= Instructions to follow =
Identify the lines holding "资料来源" and copy them.

Figure record listings:
□ □ □ □ □

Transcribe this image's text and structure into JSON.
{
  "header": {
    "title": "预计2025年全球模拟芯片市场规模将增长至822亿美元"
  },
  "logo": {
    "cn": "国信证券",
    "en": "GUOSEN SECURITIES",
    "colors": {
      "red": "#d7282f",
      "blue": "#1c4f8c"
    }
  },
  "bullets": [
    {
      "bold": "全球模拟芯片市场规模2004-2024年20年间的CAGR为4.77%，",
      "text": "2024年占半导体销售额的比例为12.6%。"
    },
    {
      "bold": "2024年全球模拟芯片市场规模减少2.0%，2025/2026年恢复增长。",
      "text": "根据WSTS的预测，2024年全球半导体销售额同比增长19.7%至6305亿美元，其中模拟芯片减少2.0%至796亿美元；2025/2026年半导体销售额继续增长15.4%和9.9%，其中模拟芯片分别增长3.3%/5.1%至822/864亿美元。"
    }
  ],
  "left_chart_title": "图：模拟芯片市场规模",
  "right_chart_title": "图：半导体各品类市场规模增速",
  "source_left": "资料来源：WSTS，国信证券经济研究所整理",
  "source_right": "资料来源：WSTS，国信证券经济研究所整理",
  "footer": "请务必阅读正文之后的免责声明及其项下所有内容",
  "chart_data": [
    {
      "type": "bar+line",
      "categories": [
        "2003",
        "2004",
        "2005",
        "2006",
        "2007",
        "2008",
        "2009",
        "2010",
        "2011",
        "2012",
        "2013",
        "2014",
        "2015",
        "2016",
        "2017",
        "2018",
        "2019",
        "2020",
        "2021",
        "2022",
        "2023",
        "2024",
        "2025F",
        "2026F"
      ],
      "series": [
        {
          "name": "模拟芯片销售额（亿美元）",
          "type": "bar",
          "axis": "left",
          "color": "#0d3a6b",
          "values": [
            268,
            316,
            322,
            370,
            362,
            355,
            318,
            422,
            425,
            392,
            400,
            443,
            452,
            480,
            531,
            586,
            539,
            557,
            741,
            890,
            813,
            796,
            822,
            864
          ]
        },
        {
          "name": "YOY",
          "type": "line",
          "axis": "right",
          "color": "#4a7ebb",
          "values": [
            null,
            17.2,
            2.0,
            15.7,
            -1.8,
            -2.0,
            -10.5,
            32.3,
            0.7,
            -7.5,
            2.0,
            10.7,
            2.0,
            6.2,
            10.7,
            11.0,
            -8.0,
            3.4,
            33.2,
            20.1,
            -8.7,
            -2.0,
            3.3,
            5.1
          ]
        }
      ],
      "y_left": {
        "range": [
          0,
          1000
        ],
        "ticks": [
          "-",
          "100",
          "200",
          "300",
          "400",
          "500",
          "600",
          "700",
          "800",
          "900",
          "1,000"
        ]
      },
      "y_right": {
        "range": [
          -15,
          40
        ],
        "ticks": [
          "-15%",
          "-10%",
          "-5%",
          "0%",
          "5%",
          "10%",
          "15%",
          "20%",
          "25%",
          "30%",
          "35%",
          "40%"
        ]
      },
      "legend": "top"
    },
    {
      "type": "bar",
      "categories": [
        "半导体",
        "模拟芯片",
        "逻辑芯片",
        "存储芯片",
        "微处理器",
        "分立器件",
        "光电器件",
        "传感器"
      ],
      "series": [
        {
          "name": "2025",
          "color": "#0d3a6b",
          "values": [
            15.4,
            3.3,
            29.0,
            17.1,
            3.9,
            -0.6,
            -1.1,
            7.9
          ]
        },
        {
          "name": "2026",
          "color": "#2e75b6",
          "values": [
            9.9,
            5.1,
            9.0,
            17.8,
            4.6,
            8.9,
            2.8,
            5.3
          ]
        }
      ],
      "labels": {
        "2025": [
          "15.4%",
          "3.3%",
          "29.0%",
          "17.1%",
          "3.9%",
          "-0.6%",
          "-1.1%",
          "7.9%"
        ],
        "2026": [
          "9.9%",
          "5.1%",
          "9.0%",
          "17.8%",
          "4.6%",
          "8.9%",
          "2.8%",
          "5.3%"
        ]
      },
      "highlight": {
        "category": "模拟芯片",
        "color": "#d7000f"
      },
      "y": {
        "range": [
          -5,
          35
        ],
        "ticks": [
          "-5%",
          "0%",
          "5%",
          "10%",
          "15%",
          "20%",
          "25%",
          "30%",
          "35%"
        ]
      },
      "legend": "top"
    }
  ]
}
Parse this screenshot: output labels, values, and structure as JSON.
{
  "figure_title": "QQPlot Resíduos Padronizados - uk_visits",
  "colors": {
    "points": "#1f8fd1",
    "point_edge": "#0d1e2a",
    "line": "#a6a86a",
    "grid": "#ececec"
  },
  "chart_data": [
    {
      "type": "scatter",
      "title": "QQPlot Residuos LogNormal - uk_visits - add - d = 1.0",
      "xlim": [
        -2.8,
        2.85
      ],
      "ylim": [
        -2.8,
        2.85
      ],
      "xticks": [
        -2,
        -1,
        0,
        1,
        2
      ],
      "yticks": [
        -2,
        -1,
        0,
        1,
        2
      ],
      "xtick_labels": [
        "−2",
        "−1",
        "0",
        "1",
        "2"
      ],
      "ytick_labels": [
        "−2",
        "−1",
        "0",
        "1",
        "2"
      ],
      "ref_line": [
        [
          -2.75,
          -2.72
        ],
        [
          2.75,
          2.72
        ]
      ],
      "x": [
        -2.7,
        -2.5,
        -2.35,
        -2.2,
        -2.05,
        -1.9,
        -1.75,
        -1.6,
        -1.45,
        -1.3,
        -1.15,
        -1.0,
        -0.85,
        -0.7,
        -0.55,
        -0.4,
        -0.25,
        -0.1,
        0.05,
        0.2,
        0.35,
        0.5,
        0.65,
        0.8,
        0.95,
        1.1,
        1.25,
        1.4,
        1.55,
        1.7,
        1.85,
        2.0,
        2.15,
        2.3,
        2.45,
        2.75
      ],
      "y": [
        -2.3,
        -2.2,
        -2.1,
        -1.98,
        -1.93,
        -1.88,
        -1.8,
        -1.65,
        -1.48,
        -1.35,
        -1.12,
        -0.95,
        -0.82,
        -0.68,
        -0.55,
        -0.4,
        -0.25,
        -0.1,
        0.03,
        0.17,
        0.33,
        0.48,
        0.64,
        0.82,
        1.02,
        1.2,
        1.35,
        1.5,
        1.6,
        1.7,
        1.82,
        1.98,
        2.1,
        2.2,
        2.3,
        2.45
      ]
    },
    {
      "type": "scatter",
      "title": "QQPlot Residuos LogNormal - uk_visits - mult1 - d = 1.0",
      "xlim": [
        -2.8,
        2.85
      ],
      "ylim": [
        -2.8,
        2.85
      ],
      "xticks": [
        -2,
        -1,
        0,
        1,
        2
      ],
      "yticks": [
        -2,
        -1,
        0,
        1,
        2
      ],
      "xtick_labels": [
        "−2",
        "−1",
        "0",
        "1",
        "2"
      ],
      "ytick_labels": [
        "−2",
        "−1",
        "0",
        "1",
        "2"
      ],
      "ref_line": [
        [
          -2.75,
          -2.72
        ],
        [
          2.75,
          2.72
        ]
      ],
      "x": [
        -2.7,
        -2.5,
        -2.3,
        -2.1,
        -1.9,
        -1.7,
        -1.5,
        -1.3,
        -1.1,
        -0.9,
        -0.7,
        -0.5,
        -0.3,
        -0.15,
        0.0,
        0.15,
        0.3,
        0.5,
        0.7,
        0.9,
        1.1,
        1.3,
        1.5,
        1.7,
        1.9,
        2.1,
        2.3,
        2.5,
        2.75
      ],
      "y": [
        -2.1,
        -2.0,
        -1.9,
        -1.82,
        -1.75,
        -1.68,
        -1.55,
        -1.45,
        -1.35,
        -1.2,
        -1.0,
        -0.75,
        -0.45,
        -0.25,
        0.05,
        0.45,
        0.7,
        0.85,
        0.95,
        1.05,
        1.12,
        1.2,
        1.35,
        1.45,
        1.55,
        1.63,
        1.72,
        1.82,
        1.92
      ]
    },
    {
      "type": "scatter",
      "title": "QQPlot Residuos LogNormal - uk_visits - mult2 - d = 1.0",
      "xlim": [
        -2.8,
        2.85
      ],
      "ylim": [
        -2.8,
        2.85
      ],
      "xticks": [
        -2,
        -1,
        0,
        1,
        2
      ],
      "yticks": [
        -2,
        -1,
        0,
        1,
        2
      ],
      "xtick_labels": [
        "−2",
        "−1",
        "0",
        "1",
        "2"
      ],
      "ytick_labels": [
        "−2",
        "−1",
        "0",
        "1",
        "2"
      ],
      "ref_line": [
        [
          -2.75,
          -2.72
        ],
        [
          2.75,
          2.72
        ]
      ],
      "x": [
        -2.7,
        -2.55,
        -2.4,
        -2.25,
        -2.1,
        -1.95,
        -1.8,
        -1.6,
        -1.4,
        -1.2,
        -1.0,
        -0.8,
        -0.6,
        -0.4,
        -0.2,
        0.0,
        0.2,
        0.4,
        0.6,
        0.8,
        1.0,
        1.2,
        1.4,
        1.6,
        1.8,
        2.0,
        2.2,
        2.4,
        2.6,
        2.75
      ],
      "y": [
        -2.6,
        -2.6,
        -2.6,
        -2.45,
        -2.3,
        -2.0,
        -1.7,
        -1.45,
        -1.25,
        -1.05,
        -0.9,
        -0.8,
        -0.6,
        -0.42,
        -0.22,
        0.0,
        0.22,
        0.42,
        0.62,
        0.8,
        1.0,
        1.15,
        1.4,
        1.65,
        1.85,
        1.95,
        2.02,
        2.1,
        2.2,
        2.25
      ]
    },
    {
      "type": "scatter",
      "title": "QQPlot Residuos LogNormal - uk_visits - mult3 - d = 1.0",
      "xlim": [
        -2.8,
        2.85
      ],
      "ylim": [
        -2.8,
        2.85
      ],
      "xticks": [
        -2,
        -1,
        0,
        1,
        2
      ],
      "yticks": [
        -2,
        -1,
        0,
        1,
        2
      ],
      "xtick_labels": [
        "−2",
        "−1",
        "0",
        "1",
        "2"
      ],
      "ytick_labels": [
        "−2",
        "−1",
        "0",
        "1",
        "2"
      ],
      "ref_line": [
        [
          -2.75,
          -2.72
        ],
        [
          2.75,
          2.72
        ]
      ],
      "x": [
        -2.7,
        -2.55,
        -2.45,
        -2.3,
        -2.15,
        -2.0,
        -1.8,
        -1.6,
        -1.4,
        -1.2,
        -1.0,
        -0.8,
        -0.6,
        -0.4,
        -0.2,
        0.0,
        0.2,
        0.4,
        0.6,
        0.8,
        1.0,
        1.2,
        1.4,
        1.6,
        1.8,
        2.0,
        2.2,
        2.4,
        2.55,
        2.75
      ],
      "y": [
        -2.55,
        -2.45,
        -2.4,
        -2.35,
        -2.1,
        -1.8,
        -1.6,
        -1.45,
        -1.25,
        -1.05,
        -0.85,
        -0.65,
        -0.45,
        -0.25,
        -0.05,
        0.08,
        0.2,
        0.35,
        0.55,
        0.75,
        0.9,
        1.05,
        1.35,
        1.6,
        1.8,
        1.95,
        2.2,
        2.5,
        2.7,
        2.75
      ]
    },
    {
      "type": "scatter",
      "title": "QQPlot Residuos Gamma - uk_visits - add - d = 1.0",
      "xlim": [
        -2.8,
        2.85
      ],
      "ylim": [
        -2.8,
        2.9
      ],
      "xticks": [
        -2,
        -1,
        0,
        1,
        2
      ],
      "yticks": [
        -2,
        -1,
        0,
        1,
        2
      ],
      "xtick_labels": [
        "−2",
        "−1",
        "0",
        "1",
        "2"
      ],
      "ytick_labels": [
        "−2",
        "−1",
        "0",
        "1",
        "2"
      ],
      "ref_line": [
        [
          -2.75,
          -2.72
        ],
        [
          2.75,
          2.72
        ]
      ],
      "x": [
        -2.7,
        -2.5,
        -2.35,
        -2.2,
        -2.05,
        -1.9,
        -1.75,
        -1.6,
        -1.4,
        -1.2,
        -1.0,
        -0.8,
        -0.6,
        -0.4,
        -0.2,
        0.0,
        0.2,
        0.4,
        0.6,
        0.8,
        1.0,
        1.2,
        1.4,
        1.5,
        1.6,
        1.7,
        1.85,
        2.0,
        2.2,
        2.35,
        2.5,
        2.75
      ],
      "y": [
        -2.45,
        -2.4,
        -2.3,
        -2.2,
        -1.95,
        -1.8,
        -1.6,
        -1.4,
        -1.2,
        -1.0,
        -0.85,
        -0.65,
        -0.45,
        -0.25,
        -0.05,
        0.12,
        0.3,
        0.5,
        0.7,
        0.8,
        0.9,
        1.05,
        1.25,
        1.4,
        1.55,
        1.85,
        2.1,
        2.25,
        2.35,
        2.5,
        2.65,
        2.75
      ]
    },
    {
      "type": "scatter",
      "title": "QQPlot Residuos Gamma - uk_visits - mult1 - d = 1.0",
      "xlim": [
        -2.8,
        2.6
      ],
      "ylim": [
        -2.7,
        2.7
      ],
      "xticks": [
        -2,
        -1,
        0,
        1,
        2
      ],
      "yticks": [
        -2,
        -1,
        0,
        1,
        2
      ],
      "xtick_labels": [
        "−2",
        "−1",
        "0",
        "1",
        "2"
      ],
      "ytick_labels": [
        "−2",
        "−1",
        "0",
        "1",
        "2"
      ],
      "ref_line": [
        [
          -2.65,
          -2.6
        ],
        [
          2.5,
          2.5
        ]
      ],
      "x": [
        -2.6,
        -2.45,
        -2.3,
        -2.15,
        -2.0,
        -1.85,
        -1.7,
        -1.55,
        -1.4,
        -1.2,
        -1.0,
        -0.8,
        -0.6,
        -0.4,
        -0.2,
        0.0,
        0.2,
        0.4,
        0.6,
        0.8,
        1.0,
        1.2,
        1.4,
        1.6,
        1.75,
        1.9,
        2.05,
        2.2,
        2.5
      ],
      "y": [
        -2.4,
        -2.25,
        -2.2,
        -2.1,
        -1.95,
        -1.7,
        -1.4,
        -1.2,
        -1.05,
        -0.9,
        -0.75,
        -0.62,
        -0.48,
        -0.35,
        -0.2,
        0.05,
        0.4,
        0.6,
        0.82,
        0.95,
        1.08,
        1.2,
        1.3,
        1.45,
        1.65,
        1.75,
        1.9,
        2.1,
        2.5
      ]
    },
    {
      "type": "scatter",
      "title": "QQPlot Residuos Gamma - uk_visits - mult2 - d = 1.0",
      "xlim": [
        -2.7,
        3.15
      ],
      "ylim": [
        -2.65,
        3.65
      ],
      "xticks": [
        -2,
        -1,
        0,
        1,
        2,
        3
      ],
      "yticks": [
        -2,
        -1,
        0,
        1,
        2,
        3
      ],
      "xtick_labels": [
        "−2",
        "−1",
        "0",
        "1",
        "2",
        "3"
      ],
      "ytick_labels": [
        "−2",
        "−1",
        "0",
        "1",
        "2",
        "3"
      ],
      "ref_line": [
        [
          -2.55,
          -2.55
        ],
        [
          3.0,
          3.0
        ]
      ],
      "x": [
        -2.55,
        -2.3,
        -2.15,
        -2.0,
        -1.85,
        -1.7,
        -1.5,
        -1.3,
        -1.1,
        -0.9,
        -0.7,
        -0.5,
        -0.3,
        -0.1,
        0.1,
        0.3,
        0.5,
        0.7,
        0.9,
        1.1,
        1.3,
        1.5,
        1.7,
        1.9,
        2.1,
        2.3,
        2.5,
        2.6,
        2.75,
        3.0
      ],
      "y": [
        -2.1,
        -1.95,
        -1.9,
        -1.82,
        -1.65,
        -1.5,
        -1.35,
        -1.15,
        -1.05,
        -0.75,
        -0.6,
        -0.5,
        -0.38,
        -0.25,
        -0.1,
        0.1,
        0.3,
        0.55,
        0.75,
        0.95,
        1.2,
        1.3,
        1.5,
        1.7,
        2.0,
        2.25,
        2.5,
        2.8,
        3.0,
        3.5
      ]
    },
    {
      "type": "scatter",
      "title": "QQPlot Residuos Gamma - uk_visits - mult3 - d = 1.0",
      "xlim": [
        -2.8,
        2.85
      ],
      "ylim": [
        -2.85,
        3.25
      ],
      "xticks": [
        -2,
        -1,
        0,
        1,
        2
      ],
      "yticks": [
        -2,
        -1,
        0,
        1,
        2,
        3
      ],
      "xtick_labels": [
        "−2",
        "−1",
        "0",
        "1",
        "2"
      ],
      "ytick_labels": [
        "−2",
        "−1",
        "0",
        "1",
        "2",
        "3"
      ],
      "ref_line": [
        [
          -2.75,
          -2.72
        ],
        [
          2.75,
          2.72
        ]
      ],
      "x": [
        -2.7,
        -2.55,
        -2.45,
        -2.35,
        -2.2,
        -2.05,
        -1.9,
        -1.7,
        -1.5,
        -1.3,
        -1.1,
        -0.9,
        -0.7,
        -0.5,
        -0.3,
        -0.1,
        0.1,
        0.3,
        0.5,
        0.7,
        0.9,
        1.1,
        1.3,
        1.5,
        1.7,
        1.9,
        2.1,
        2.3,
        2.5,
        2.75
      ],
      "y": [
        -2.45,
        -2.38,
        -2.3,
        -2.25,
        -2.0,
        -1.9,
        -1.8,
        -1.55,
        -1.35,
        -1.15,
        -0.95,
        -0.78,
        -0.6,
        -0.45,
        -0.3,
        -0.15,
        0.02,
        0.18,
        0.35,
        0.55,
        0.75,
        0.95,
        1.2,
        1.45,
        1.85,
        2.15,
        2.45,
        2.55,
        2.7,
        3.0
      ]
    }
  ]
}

□ □ □ □ □

= Answer to the problem =
  "source_left": "资料来源：WSTS，国信证券经济研究所整理",
  "source_right": "资料来源：WSTS，国信证券经济研究所整理",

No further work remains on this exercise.